:: What to work on ::
Determine how many lines in these records hold "overdue". Only the number is wanted.
....
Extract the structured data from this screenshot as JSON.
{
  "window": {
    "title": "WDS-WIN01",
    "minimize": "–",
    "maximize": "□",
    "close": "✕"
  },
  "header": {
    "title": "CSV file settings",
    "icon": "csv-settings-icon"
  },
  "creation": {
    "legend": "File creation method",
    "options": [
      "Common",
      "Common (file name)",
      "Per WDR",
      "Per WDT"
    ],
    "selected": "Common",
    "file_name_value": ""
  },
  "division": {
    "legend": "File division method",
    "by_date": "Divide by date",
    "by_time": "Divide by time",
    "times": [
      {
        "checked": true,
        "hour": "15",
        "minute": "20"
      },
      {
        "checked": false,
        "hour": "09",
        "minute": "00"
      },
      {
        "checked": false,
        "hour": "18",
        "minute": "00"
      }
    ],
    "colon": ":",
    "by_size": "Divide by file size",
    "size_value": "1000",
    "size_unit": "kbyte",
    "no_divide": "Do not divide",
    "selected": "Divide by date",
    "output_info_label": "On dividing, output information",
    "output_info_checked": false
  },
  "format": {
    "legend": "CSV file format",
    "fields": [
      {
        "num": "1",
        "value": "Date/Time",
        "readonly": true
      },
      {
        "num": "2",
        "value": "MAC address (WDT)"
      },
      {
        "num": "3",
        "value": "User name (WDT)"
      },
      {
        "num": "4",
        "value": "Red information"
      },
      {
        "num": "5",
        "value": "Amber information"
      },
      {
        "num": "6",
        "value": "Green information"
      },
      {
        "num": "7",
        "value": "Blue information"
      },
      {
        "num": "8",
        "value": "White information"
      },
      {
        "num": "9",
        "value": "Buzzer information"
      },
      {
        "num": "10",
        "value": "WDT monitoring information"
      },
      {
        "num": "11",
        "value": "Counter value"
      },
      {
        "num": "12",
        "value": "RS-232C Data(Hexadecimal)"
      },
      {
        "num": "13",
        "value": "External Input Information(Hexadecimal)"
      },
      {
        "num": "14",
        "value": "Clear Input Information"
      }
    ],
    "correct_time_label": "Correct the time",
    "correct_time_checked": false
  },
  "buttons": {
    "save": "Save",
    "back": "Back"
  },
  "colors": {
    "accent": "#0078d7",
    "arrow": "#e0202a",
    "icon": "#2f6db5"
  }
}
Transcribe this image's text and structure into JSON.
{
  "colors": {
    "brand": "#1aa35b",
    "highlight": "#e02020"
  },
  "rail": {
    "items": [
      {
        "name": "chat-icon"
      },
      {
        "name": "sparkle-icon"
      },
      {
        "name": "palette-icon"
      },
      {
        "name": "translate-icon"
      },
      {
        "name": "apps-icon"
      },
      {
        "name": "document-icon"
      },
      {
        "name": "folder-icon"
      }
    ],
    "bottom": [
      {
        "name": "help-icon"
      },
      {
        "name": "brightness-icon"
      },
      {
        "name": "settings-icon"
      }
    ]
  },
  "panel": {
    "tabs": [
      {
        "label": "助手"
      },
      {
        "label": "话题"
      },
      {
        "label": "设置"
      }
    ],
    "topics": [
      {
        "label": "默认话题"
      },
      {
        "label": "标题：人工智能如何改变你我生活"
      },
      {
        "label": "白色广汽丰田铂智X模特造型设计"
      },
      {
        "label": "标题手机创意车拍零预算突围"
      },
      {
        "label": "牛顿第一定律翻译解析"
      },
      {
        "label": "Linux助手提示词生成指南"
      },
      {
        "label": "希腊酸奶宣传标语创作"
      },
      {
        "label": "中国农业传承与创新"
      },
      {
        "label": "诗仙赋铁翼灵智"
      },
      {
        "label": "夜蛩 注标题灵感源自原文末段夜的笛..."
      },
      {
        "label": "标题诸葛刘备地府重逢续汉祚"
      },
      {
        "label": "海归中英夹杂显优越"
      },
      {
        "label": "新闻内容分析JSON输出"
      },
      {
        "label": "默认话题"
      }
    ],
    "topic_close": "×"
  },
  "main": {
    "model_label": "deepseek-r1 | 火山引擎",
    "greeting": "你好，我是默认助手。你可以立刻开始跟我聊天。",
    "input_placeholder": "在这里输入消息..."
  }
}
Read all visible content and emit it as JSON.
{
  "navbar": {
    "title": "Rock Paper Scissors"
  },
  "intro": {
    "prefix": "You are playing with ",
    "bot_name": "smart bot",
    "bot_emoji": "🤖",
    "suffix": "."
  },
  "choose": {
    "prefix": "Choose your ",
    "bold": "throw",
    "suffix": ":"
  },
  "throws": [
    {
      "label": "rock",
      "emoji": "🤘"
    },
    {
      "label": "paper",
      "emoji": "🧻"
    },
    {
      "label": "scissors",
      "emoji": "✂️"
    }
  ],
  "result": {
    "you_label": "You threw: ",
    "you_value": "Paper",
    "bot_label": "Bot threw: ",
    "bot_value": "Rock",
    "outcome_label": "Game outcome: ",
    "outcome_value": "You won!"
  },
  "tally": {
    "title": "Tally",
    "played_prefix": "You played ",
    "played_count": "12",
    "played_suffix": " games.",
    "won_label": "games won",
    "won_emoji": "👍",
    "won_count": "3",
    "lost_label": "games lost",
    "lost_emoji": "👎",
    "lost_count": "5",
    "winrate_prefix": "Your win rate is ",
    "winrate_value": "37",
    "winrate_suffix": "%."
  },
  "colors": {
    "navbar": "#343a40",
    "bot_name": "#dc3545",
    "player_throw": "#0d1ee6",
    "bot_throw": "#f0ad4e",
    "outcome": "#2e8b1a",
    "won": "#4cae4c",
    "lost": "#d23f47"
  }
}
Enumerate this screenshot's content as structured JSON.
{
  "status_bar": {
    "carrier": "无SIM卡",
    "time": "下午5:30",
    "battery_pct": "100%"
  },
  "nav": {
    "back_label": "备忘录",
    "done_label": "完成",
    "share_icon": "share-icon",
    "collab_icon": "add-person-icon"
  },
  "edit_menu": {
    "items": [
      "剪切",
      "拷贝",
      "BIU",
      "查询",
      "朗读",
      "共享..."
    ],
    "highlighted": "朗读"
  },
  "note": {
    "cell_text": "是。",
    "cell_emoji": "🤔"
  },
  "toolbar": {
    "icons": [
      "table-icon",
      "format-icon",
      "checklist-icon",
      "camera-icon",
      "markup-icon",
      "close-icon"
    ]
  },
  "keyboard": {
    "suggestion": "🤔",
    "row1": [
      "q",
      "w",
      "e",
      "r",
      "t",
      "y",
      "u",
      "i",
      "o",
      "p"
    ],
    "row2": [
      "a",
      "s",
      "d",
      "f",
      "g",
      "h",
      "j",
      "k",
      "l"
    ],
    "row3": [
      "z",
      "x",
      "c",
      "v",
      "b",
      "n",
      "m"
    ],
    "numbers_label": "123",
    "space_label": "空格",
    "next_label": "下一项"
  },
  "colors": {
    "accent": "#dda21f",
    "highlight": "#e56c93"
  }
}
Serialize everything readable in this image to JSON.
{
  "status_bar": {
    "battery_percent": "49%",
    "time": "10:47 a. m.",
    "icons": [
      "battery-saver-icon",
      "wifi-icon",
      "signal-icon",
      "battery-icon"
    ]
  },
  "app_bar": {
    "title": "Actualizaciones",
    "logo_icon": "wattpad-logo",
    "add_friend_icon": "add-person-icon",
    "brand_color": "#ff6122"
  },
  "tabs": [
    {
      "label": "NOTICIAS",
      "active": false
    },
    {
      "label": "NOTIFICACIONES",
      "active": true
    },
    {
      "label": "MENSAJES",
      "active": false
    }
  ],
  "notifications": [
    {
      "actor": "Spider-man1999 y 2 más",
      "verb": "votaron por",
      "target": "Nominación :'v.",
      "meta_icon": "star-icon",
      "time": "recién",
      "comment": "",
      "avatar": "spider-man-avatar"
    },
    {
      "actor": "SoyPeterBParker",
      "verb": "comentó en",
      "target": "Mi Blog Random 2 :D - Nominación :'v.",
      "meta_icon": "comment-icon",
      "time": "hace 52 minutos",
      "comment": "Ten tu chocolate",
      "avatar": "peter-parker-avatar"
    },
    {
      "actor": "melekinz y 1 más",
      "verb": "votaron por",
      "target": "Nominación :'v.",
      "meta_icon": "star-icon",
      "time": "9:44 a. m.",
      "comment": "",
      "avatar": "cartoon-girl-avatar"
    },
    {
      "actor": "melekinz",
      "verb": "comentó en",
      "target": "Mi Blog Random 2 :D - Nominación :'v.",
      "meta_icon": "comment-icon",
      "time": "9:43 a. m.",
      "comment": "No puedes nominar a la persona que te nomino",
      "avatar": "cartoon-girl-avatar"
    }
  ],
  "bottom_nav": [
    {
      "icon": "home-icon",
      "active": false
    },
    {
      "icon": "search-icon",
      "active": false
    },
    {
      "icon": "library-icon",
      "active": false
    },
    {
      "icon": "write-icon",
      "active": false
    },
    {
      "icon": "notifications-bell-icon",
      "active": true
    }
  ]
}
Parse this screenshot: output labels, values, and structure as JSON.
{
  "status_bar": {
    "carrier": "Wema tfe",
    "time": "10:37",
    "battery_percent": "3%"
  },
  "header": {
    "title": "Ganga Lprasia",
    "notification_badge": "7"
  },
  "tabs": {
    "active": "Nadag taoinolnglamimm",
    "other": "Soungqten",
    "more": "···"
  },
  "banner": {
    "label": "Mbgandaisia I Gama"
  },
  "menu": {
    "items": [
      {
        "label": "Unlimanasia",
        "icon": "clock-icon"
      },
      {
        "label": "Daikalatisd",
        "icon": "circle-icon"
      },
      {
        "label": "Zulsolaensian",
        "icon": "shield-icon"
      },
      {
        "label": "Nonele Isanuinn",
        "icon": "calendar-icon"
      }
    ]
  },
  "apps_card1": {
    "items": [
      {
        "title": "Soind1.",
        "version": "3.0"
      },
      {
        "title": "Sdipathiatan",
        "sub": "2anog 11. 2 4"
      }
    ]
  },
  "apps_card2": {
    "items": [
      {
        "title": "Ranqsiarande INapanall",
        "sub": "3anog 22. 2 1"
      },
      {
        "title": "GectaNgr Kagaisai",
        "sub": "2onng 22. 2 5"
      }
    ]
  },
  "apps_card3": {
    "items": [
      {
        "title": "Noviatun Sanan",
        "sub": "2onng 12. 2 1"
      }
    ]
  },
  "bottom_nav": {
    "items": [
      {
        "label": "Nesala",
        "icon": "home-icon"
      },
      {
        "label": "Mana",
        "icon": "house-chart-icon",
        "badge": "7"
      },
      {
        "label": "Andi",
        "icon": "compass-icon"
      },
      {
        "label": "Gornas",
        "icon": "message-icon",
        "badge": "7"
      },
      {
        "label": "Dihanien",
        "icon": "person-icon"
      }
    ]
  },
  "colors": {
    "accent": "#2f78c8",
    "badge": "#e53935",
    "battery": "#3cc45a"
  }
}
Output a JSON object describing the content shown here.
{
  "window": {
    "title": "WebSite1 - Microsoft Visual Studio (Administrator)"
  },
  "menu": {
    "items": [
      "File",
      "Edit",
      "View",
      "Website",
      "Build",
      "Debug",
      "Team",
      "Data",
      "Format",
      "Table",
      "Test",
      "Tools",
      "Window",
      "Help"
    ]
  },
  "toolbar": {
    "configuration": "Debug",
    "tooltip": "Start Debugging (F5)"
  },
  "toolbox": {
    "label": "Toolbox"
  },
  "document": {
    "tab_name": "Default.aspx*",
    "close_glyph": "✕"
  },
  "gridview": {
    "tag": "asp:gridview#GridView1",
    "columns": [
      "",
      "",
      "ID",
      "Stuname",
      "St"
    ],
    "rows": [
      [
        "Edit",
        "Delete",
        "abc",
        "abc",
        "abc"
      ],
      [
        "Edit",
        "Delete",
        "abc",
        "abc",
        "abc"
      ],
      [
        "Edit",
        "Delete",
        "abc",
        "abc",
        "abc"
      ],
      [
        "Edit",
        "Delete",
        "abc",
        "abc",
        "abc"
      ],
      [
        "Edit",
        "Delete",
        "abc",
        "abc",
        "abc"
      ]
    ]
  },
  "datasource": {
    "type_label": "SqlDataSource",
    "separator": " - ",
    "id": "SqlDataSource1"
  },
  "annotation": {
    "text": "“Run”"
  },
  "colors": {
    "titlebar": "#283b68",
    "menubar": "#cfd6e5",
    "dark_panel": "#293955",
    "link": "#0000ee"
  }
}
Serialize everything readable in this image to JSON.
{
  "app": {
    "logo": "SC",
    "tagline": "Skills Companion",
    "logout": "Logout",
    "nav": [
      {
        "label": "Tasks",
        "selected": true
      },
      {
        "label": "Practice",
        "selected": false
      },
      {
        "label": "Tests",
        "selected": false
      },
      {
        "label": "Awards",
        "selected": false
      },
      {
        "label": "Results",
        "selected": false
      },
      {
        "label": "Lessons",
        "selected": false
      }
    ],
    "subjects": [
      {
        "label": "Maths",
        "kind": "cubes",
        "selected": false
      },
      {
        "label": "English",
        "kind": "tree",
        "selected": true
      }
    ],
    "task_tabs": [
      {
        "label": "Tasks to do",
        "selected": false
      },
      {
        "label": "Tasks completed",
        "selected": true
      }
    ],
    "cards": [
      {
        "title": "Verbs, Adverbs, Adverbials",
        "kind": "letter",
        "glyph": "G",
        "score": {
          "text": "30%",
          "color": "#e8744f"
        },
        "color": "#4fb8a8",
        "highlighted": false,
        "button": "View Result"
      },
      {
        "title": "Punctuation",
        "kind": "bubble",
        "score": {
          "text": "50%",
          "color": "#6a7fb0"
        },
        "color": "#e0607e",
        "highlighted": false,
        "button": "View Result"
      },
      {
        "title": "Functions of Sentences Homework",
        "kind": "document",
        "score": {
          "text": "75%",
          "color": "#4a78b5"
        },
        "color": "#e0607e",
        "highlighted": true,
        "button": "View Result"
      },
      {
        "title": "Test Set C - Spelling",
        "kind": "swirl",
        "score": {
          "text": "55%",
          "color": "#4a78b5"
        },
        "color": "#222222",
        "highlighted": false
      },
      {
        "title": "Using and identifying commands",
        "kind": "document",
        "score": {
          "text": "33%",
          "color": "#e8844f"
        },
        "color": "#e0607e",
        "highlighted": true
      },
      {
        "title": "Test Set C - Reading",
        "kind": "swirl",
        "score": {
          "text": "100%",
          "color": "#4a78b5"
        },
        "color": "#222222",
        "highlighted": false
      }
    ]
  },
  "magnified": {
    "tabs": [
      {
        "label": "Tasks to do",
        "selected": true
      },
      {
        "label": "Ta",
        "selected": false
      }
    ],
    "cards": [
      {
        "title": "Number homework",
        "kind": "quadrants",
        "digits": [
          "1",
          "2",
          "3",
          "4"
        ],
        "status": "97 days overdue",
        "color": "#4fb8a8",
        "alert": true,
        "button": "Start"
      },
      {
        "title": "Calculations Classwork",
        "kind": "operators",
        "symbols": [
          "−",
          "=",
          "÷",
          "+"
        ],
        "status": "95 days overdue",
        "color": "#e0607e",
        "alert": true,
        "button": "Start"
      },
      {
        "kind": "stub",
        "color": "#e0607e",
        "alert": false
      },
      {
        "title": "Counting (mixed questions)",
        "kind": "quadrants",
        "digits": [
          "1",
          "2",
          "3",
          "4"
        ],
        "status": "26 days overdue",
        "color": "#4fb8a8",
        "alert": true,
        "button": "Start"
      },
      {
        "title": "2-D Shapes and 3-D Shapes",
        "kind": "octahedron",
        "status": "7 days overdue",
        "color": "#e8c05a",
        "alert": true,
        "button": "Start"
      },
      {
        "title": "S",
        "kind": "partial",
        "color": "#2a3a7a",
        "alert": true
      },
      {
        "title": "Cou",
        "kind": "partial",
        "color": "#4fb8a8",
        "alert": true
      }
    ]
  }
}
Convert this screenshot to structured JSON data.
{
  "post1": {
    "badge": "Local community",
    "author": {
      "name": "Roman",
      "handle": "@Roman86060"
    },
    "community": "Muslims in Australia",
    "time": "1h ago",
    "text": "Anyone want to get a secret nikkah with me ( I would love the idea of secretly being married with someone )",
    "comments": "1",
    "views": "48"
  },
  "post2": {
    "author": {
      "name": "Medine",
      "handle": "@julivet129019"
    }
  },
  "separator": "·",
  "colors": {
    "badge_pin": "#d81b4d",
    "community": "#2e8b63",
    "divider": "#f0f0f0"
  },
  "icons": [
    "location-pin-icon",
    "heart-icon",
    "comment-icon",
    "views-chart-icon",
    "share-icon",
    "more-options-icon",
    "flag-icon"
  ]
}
....
:: Answer in full ::
4